GOAL OF THE EXERCISE: Within the records below, find each line that holds the string "Onions", then copy it.
======== GIVEN RECORDS
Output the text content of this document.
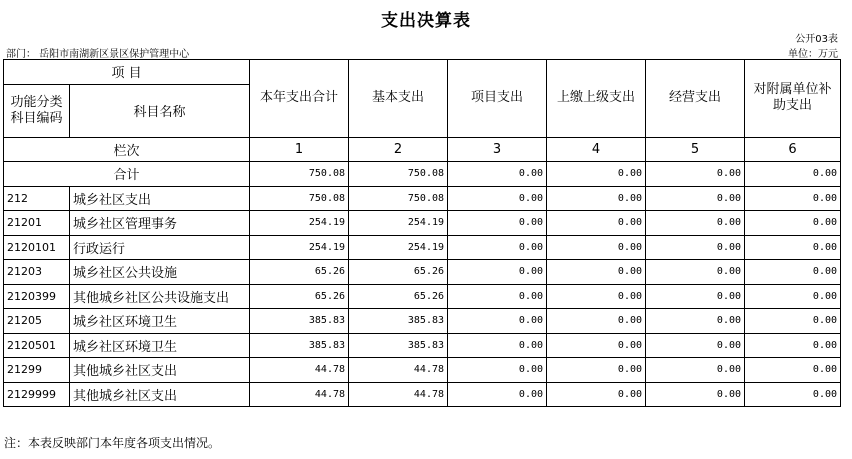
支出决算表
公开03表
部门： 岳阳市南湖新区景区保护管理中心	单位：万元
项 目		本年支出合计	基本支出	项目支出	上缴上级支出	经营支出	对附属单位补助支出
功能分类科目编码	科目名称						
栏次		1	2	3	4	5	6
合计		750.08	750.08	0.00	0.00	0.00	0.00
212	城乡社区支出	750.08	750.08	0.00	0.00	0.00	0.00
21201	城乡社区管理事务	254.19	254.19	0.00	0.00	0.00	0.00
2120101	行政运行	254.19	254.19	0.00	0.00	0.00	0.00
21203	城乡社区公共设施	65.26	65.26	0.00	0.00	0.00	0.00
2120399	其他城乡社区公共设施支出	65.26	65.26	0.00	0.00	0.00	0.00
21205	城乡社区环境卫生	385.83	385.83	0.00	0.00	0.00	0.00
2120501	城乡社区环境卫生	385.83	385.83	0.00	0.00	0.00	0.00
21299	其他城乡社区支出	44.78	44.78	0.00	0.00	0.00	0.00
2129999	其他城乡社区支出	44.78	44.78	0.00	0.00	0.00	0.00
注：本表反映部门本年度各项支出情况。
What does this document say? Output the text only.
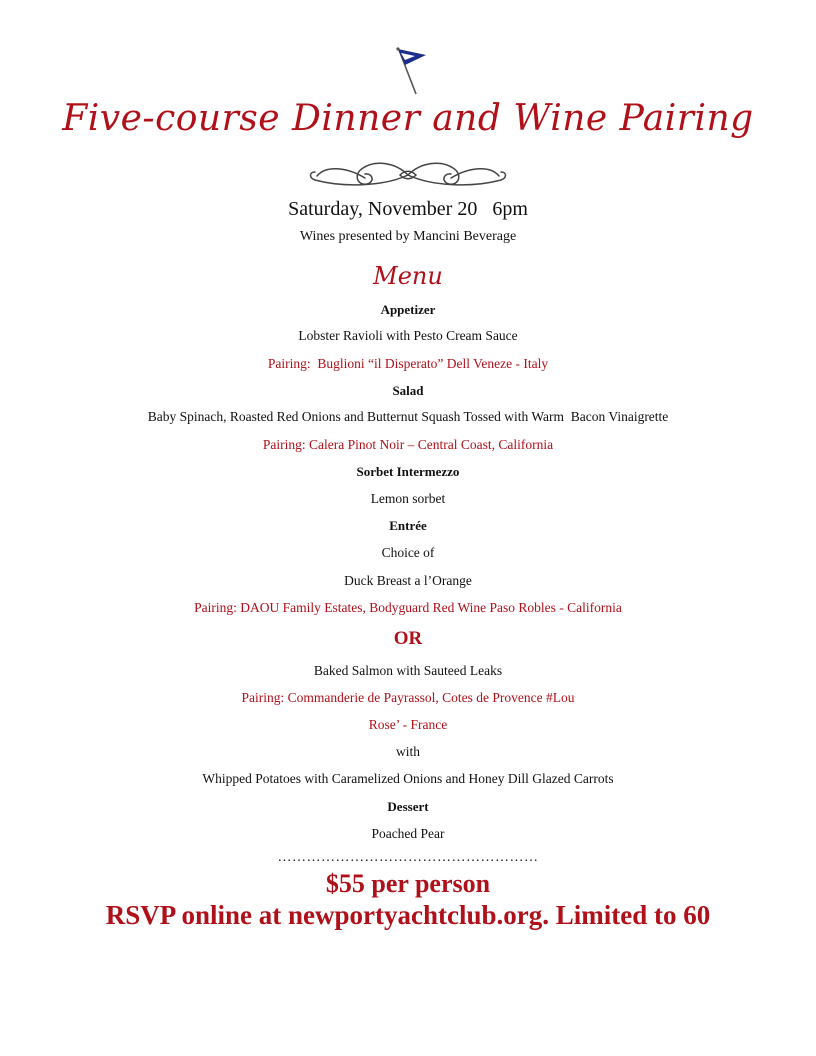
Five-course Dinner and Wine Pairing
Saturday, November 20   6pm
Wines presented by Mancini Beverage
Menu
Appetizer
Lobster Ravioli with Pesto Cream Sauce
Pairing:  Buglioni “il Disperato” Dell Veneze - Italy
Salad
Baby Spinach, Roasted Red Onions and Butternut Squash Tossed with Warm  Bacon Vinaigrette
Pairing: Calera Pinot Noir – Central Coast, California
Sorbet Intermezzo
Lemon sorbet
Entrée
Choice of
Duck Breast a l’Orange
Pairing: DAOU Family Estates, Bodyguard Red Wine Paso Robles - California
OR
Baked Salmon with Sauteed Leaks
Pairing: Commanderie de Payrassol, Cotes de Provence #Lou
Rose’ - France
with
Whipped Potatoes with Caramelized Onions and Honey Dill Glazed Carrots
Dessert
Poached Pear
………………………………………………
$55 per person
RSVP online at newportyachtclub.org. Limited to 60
================
RESULT:
Baby Spinach, Roasted Red Onions and Butternut Squash Tossed with Warm  Bacon Vinaigrette
Whipped Potatoes with Caramelized Onions and Honey Dill Glazed Carrots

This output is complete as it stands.